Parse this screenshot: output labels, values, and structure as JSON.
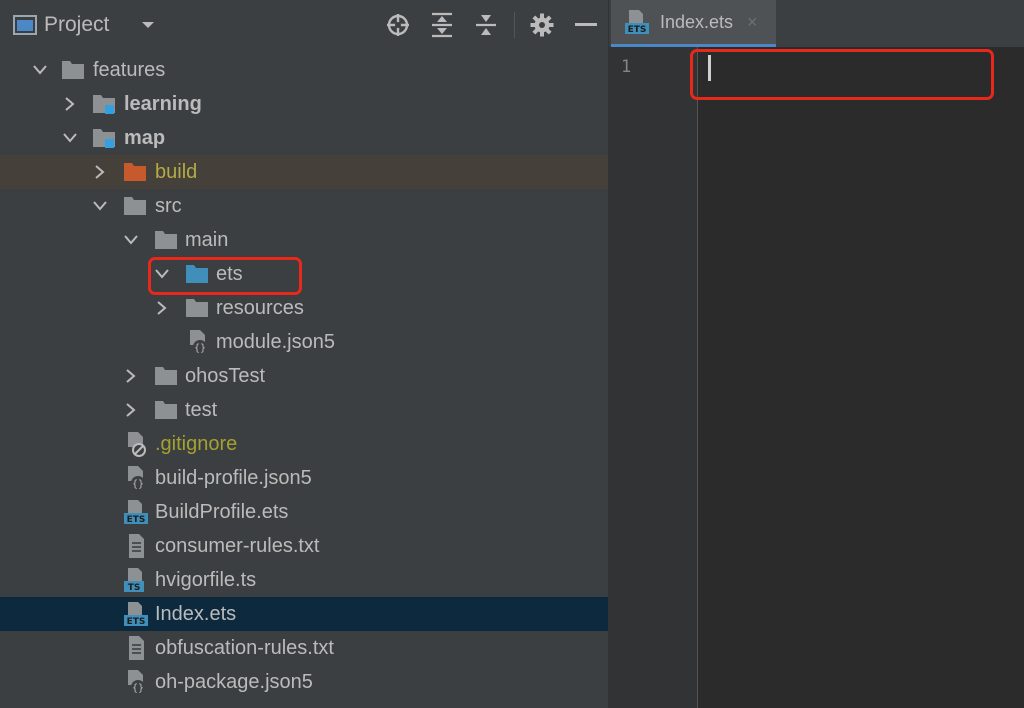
{
  "project_panel": {
    "title": "Project",
    "toolbar": [
      "locate-icon",
      "expand-all-icon",
      "collapse-all-icon",
      "gear-icon",
      "minimize-icon"
    ]
  },
  "tree": [
    {
      "label": "features",
      "type": "folder",
      "expanded": true
    },
    {
      "label": "learning",
      "type": "module",
      "expanded": false
    },
    {
      "label": "map",
      "type": "module",
      "expanded": true
    },
    {
      "label": "build",
      "type": "build-folder",
      "expanded": false
    },
    {
      "label": "src",
      "type": "folder",
      "expanded": true
    },
    {
      "label": "main",
      "type": "folder",
      "expanded": true
    },
    {
      "label": "ets",
      "type": "source-folder",
      "expanded": true
    },
    {
      "label": "resources",
      "type": "folder",
      "expanded": false
    },
    {
      "label": "module.json5",
      "type": "json5-file"
    },
    {
      "label": "ohosTest",
      "type": "folder",
      "expanded": false
    },
    {
      "label": "test",
      "type": "folder",
      "expanded": false
    },
    {
      "label": ".gitignore",
      "type": "ignore-file"
    },
    {
      "label": "build-profile.json5",
      "type": "json5-file"
    },
    {
      "label": "BuildProfile.ets",
      "type": "ets-file"
    },
    {
      "label": "consumer-rules.txt",
      "type": "text-file"
    },
    {
      "label": "hvigorfile.ts",
      "type": "ts-file"
    },
    {
      "label": "Index.ets",
      "type": "ets-file",
      "selected": true
    },
    {
      "label": "obfuscation-rules.txt",
      "type": "text-file"
    },
    {
      "label": "oh-package.json5",
      "type": "json5-file"
    }
  ],
  "editor": {
    "tab": {
      "label": "Index.ets",
      "close": "×",
      "badge": "ETS"
    },
    "line_number": "1"
  },
  "colors": {
    "panel_bg": "#3c3f41",
    "editor_bg": "#2b2b2b",
    "selection": "#0d293e",
    "highlight": "#e8281a",
    "folder": "#8d9194",
    "source_folder": "#3f8fba"
  }
}
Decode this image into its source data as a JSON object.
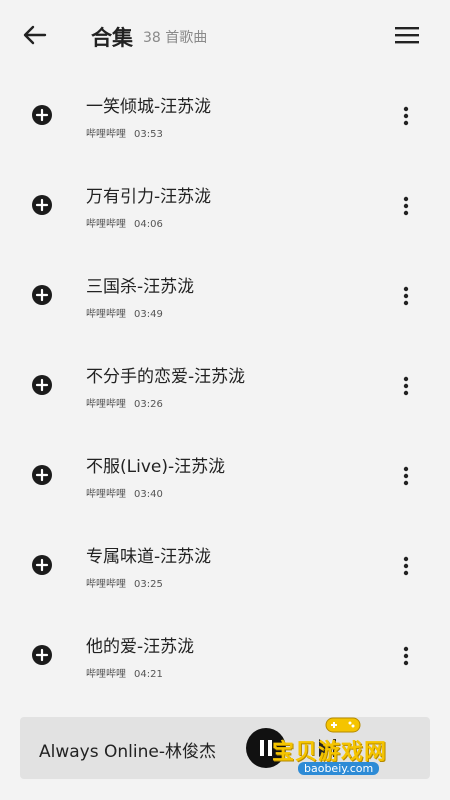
{
  "header": {
    "title": "合集",
    "count": "38 首歌曲"
  },
  "songs": [
    {
      "title": "一笑倾城-汪苏泷",
      "source": "哔哩哔哩",
      "duration": "03:53"
    },
    {
      "title": "万有引力-汪苏泷",
      "source": "哔哩哔哩",
      "duration": "04:06"
    },
    {
      "title": "三国杀-汪苏泷",
      "source": "哔哩哔哩",
      "duration": "03:49"
    },
    {
      "title": "不分手的恋爱-汪苏泷",
      "source": "哔哩哔哩",
      "duration": "03:26"
    },
    {
      "title": "不服(Live)-汪苏泷",
      "source": "哔哩哔哩",
      "duration": "03:40"
    },
    {
      "title": "专属味道-汪苏泷",
      "source": "哔哩哔哩",
      "duration": "03:25"
    },
    {
      "title": "他的爱-汪苏泷",
      "source": "哔哩哔哩",
      "duration": "04:21"
    }
  ],
  "player": {
    "now_playing": "Always Online-林俊杰",
    "state": "playing"
  },
  "watermark": {
    "text": "宝贝游戏网",
    "url": "baobeiy.com"
  },
  "icons": {
    "back": "arrow-left-icon",
    "menu": "hamburger-menu-icon",
    "add": "plus-circle-icon",
    "more": "more-vertical-icon",
    "pause": "pause-icon",
    "next": "skip-next-icon"
  },
  "colors": {
    "background": "#f3f3f3",
    "player_bar": "#e2e2e2",
    "watermark_yellow": "#f5c400",
    "watermark_blue": "#2d8bd6"
  }
}
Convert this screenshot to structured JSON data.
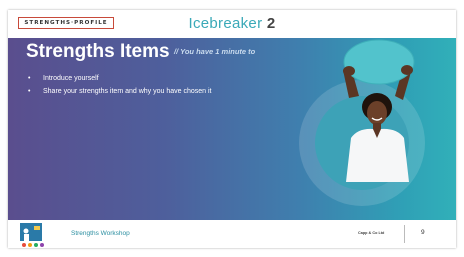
{
  "header": {
    "logo_text": "STRENGTHS·PROFILE",
    "title_main": "Icebreaker",
    "title_num": "2"
  },
  "main": {
    "title": "Strengths Items",
    "subtitle": "// You have 1 minute to",
    "bullets": [
      "Introduce yourself",
      "Share your strengths item and why you have chosen it"
    ]
  },
  "footer": {
    "title": "Strengths Workshop",
    "brand": "Capp & Co Ltd",
    "page": "9"
  },
  "colors": {
    "accent": "#3aa9b8",
    "band_left": "#5a4e8e",
    "band_right": "#31b0b9",
    "logo_border": "#c84a3a"
  }
}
=-=-=-=-=
*AIM*
From the listing above, print every entry precisely and drop the pictures.

*RESULT*
Parse this screenshot: output labels, values, and structure as JSON.
{
  "project_panel": {
    "title": "Project",
    "toolbar": [
      "locate-icon",
      "expand-all-icon",
      "collapse-all-icon",
      "gear-icon",
      "minimize-icon"
    ]
  },
  "tree": [
    {
      "label": "features",
      "type": "folder",
      "expanded": true
    },
    {
      "label": "learning",
      "type": "module",
      "expanded": false
    },
    {
      "label": "map",
      "type": "module",
      "expanded": true
    },
    {
      "label": "build",
      "type": "build-folder",
      "expanded": false
    },
    {
      "label": "src",
      "type": "folder",
      "expanded": true
    },
    {
      "label": "main",
      "type": "folder",
      "expanded": true
    },
    {
      "label": "ets",
      "type": "source-folder",
      "expanded": true
    },
    {
      "label": "resources",
      "type": "folder",
      "expanded": false
    },
    {
      "label": "module.json5",
      "type": "json5-file"
    },
    {
      "label": "ohosTest",
      "type": "folder",
      "expanded": false
    },
    {
      "label": "test",
      "type": "folder",
      "expanded": false
    },
    {
      "label": ".gitignore",
      "type": "ignore-file"
    },
    {
      "label": "build-profile.json5",
      "type": "json5-file"
    },
    {
      "label": "BuildProfile.ets",
      "type": "ets-file"
    },
    {
      "label": "consumer-rules.txt",
      "type": "text-file"
    },
    {
      "label": "hvigorfile.ts",
      "type": "ts-file"
    },
    {
      "label": "Index.ets",
      "type": "ets-file",
      "selected": true
    },
    {
      "label": "obfuscation-rules.txt",
      "type": "text-file"
    },
    {
      "label": "oh-package.json5",
      "type": "json5-file"
    }
  ],
  "editor": {
    "tab": {
      "label": "Index.ets",
      "close": "×",
      "badge": "ETS"
    },
    "line_number": "1"
  },
  "colors": {
    "panel_bg": "#3c3f41",
    "editor_bg": "#2b2b2b",
    "selection": "#0d293e",
    "highlight": "#e8281a",
    "folder": "#8d9194",
    "source_folder": "#3f8fba"
  }
}
Decode this image into its source data as a JSON object.
{
  "header": {
    "title": "合集",
    "count": "38 首歌曲"
  },
  "songs": [
    {
      "title": "一笑倾城-汪苏泷",
      "source": "哔哩哔哩",
      "duration": "03:53"
    },
    {
      "title": "万有引力-汪苏泷",
      "source": "哔哩哔哩",
      "duration": "04:06"
    },
    {
      "title": "三国杀-汪苏泷",
      "source": "哔哩哔哩",
      "duration": "03:49"
    },
    {
      "title": "不分手的恋爱-汪苏泷",
      "source": "哔哩哔哩",
      "duration": "03:26"
    },
    {
      "title": "不服(Live)-汪苏泷",
      "source": "哔哩哔哩",
      "duration": "03:40"
    },
    {
      "title": "专属味道-汪苏泷",
      "source": "哔哩哔哩",
      "duration": "03:25"
    },
    {
      "title": "他的爱-汪苏泷",
      "source": "哔哩哔哩",
      "duration": "04:21"
    }
  ],
  "player": {
    "now_playing": "Always Online-林俊杰",
    "state": "playing"
  },
  "watermark": {
    "text": "宝贝游戏网",
    "url": "baobeiy.com"
  },
  "icons": {
    "back": "arrow-left-icon",
    "menu": "hamburger-menu-icon",
    "add": "plus-circle-icon",
    "more": "more-vertical-icon",
    "pause": "pause-icon",
    "next": "skip-next-icon"
  },
  "colors": {
    "background": "#f3f3f3",
    "player_bar": "#e2e2e2",
    "watermark_yellow": "#f5c400",
    "watermark_blue": "#2d8bd6"
  }
}
Convert this screenshot to structured JSON data.
{
  "header": {
    "logo_text": "STRENGTHS·PROFILE",
    "title_main": "Icebreaker",
    "title_num": "2"
  },
  "main": {
    "title": "Strengths Items",
    "subtitle": "// You have 1 minute to",
    "bullets": [
      "Introduce yourself",
      "Share your strengths item and why you have chosen it"
    ]
  },
  "footer": {
    "title": "Strengths Workshop",
    "brand": "Capp & Co Ltd",
    "page": "9"
  },
  "colors": {
    "accent": "#3aa9b8",
    "band_left": "#5a4e8e",
    "band_right": "#31b0b9",
    "logo_border": "#c84a3a"
  }
}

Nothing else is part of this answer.